**WHAT IS REQUIRED:** Identify and pull out each line of the entries in which "kendaraan" occurs.

** START **

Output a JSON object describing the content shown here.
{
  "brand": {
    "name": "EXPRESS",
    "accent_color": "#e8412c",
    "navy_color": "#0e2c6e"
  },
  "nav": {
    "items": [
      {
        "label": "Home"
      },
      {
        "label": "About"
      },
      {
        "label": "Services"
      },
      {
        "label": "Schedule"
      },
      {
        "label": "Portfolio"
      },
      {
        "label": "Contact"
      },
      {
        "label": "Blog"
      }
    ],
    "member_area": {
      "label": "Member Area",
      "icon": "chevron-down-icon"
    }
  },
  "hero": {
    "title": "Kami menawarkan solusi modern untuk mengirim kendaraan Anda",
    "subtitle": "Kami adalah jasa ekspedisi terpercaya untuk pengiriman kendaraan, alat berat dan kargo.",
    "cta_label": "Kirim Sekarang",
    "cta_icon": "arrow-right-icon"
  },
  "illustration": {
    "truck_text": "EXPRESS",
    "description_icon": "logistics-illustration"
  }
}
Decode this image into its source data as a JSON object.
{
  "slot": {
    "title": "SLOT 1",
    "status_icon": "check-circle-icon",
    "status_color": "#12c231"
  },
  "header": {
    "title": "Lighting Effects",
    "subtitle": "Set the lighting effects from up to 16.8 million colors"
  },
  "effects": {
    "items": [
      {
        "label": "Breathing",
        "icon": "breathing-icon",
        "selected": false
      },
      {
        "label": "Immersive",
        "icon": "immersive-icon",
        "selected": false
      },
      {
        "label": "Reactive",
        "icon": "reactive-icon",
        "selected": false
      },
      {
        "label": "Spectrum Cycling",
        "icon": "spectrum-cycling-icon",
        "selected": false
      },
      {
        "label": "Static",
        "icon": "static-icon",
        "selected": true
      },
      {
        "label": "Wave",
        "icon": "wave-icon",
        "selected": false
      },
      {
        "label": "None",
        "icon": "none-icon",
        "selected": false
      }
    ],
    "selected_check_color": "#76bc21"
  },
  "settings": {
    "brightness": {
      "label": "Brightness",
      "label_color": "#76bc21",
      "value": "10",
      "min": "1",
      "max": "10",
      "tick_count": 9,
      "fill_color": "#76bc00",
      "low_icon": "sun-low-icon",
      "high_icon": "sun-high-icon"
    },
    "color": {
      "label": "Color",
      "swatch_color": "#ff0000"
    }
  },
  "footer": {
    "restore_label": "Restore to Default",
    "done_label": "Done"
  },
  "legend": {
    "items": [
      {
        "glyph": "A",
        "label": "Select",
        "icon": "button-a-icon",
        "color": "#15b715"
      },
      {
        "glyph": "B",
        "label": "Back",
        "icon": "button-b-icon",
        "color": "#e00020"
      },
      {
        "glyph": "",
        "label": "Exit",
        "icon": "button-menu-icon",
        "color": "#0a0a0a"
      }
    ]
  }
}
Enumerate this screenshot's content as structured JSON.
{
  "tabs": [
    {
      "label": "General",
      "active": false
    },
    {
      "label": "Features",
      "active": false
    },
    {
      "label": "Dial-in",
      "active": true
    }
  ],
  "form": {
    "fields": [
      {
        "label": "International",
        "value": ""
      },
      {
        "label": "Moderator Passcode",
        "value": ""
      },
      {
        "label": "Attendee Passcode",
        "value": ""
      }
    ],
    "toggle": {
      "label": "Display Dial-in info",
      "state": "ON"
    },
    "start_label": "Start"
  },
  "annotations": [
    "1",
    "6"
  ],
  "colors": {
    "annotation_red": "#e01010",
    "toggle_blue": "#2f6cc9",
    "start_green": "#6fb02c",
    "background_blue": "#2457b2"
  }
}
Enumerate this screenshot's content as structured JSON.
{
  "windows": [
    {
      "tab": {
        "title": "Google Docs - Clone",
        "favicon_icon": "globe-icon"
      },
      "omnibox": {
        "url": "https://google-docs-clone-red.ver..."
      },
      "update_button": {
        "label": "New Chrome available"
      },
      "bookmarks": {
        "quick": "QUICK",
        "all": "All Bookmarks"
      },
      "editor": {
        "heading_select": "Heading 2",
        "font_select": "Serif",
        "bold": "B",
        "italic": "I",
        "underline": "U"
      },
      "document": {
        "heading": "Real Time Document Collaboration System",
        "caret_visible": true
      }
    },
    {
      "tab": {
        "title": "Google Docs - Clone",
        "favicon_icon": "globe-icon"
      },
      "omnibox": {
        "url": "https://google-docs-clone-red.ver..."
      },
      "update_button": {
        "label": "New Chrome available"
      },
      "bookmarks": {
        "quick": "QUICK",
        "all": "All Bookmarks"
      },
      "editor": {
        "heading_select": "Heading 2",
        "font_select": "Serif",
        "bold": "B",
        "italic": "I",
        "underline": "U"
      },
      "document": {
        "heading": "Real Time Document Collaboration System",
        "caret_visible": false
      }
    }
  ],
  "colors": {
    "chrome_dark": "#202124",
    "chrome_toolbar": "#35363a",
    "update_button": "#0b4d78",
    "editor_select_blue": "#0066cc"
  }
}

** END **

**EXPECTED ANSWER:**
    "title": "Kami menawarkan solusi modern untuk mengirim kendaraan Anda",
    "subtitle": "Kami adalah jasa ekspedisi terpercaya untuk pengiriman kendaraan, alat berat dan kargo.",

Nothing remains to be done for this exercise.